Your task is to write out exactly the lines from the line containing "Serialize everything readable" through the end of the records, inclusive at both ends.

▶ Working data

* start *

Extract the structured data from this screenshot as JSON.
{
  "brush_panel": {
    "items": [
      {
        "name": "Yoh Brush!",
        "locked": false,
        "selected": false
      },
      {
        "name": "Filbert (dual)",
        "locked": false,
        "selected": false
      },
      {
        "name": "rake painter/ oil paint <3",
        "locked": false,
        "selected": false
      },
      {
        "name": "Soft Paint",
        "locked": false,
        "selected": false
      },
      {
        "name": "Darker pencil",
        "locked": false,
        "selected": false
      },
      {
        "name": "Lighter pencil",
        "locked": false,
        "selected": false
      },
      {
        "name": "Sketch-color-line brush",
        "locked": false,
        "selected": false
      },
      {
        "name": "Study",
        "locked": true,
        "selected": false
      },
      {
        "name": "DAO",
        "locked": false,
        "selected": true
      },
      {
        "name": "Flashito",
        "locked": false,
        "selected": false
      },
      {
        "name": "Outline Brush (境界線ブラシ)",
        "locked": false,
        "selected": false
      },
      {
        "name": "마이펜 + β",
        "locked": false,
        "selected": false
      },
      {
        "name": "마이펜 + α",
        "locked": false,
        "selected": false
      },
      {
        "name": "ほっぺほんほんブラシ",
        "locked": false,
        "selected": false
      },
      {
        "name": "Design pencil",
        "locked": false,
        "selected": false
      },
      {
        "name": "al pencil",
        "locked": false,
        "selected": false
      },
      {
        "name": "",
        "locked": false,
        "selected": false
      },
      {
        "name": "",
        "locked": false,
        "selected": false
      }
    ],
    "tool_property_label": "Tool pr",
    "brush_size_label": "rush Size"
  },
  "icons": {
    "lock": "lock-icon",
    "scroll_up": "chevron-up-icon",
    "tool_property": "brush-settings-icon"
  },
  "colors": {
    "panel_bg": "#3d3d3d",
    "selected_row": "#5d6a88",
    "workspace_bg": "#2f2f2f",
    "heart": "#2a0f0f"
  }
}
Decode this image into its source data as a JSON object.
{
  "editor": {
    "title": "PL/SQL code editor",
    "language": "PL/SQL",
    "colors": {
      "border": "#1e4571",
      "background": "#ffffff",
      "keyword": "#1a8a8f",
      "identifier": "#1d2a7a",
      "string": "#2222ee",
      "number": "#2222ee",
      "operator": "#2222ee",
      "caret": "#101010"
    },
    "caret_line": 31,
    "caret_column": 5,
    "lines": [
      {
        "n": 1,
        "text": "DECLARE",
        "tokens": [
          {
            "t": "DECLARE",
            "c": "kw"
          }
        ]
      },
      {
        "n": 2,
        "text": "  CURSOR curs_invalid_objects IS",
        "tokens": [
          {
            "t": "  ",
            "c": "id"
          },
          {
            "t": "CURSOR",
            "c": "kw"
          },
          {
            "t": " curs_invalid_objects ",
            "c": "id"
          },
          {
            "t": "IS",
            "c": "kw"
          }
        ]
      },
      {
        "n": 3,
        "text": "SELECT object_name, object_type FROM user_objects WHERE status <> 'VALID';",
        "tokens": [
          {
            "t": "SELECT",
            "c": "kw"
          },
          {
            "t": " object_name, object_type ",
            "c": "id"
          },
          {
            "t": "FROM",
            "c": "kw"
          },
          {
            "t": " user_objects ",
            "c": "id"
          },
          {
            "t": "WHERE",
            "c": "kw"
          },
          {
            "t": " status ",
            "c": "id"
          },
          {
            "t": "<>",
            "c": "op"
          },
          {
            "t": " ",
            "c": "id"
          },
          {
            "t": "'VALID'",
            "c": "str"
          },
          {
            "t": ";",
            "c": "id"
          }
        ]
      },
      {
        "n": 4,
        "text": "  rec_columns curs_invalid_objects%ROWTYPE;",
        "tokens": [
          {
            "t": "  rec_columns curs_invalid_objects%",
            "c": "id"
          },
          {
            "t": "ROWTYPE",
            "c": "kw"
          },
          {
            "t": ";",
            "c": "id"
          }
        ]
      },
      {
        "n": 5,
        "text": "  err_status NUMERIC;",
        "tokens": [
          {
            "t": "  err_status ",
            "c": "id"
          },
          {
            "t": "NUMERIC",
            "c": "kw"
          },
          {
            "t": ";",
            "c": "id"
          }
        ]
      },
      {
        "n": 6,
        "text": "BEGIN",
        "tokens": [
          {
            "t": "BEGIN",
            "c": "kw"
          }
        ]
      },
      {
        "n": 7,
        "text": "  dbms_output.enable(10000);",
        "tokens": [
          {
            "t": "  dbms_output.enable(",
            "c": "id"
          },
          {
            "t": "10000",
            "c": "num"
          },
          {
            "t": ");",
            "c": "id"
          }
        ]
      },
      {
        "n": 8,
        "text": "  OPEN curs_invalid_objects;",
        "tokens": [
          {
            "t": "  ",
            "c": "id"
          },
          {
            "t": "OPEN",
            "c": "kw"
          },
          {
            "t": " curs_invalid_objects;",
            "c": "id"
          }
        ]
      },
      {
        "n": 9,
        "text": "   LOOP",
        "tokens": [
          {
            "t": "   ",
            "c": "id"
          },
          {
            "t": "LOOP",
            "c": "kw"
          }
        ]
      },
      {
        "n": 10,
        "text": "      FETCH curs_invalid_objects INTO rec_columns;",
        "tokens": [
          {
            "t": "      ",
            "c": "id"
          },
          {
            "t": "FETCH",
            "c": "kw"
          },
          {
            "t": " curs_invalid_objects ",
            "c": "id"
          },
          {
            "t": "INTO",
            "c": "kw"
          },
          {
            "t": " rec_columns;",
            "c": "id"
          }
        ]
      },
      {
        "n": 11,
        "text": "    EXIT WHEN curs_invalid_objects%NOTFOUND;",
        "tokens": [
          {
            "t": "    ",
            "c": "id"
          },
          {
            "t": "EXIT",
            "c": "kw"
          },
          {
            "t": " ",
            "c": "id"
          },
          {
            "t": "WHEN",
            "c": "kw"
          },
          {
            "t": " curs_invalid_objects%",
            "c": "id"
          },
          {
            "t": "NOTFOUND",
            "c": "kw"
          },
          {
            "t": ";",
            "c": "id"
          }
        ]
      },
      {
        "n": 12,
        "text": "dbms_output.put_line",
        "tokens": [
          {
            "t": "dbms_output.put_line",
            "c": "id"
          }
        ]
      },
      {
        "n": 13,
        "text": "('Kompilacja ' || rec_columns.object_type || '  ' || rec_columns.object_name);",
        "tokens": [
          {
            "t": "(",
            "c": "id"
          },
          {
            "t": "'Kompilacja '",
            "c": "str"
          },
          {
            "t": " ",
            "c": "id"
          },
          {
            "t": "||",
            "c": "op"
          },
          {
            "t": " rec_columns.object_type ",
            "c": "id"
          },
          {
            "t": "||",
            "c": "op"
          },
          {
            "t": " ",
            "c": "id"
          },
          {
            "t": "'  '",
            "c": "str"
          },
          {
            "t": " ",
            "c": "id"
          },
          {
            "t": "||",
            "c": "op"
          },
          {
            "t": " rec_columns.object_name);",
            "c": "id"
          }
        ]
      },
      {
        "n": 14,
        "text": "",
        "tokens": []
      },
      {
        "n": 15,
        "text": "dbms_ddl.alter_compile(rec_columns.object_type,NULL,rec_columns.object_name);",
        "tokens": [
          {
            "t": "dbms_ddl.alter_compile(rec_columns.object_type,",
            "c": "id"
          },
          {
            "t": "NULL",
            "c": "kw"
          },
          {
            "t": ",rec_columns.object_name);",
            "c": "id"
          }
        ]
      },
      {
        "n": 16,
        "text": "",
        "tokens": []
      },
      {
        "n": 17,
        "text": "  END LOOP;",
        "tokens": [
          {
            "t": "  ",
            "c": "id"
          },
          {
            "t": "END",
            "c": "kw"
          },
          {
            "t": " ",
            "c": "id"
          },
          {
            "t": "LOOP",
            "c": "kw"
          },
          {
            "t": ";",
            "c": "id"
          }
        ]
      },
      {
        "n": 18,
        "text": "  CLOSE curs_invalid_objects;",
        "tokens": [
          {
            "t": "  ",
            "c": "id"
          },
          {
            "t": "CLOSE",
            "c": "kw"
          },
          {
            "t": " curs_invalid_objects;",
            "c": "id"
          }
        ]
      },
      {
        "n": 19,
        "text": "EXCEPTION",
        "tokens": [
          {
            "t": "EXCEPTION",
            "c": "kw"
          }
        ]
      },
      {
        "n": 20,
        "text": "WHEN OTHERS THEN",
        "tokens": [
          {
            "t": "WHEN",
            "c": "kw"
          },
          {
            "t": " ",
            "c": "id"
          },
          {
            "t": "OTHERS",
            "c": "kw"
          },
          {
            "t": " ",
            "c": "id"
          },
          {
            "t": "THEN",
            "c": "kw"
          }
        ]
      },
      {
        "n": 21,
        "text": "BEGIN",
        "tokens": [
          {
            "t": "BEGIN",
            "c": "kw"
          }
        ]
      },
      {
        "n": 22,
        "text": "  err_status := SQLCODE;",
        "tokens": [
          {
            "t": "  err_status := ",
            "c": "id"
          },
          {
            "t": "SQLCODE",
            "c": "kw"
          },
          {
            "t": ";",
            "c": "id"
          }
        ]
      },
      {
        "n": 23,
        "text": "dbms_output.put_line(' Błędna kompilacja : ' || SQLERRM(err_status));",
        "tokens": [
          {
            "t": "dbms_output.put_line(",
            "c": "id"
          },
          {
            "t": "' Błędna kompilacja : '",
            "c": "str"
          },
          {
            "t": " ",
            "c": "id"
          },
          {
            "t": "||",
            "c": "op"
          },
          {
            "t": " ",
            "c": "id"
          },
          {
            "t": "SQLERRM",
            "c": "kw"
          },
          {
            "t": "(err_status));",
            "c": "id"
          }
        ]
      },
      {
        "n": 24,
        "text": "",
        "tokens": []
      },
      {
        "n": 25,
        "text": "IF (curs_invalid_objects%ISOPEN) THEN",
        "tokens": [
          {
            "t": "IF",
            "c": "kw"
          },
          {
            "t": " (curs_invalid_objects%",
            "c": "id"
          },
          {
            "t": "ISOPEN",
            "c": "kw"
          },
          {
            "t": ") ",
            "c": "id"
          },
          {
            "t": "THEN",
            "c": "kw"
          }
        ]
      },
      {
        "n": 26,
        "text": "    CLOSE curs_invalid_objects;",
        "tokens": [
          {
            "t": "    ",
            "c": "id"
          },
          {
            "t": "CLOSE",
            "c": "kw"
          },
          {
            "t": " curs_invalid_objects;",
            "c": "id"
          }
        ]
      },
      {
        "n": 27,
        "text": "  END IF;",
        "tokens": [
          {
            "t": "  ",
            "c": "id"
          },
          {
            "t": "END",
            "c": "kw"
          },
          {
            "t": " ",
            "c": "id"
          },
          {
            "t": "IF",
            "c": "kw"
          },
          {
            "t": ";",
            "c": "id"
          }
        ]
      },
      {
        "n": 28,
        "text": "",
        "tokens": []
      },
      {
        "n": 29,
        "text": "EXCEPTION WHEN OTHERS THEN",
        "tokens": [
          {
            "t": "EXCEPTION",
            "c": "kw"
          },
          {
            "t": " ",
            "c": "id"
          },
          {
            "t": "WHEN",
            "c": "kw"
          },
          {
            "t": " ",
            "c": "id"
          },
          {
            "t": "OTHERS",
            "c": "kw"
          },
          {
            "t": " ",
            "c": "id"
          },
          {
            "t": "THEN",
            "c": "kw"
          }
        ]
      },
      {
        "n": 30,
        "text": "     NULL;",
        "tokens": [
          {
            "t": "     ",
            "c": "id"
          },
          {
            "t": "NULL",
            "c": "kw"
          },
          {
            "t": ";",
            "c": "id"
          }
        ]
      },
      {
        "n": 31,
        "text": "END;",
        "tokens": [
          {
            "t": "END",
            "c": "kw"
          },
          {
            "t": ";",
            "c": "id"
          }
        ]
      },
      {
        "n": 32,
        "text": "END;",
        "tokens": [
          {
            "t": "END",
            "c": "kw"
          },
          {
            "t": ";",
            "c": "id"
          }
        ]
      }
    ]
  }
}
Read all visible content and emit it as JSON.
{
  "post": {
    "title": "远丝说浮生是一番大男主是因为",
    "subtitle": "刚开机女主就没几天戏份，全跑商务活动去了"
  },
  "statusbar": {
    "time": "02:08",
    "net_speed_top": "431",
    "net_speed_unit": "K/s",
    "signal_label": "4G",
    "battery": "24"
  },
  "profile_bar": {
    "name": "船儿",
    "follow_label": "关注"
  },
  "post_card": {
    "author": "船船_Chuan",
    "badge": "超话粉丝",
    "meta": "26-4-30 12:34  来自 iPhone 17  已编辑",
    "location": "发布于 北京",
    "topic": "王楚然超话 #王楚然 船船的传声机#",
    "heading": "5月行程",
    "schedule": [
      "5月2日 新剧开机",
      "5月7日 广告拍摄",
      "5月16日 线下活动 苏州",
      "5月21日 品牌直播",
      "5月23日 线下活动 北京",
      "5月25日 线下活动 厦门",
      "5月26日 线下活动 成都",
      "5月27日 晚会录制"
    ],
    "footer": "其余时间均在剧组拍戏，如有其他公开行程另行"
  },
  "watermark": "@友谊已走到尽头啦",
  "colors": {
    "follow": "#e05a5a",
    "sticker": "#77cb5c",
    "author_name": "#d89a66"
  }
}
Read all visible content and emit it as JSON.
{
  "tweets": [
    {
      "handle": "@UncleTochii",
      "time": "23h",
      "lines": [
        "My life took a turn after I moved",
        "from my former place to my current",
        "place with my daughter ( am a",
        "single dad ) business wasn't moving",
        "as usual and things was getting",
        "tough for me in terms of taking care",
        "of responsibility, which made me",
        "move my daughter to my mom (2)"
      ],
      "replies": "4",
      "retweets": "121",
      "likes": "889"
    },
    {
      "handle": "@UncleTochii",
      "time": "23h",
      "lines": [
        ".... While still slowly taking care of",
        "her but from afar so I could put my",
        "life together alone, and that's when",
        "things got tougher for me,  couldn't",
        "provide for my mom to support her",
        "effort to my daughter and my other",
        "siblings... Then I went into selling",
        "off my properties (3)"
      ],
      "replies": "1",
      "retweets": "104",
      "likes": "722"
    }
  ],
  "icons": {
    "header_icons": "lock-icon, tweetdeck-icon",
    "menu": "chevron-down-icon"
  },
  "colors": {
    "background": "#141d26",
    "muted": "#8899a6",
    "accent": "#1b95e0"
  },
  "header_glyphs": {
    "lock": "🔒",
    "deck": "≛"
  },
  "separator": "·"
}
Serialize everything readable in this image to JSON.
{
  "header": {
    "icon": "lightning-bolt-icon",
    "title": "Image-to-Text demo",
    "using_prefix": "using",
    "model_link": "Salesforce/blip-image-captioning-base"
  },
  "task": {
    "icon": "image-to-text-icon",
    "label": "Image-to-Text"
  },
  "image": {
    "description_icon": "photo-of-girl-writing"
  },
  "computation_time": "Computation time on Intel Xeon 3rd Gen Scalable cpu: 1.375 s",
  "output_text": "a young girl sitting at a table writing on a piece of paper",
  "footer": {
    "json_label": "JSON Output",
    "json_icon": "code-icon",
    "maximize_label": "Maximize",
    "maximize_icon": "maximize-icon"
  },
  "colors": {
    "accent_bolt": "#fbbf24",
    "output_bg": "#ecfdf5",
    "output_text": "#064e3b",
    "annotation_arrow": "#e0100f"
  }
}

* end *

▶ Solution
Serialize everything readable in this image to JSON.
{
  "header": {
    "icon": "lightning-bolt-icon",
    "title": "Image-to-Text demo",
    "using_prefix": "using",
    "model_link": "Salesforce/blip-image-captioning-base"
  },
  "task": {
    "icon": "image-to-text-icon",
    "label": "Image-to-Text"
  },
  "image": {
    "description_icon": "photo-of-girl-writing"
  },
  "computation_time": "Computation time on Intel Xeon 3rd Gen Scalable cpu: 1.375 s",
  "output_text": "a young girl sitting at a table writing on a piece of paper",
  "footer": {
    "json_label": "JSON Output",
    "json_icon": "code-icon",
    "maximize_label": "Maximize",
    "maximize_icon": "maximize-icon"
  },
  "colors": {
    "accent_bolt": "#fbbf24",
    "output_bg": "#ecfdf5",
    "output_text": "#064e3b",
    "annotation_arrow": "#e0100f"
  }
}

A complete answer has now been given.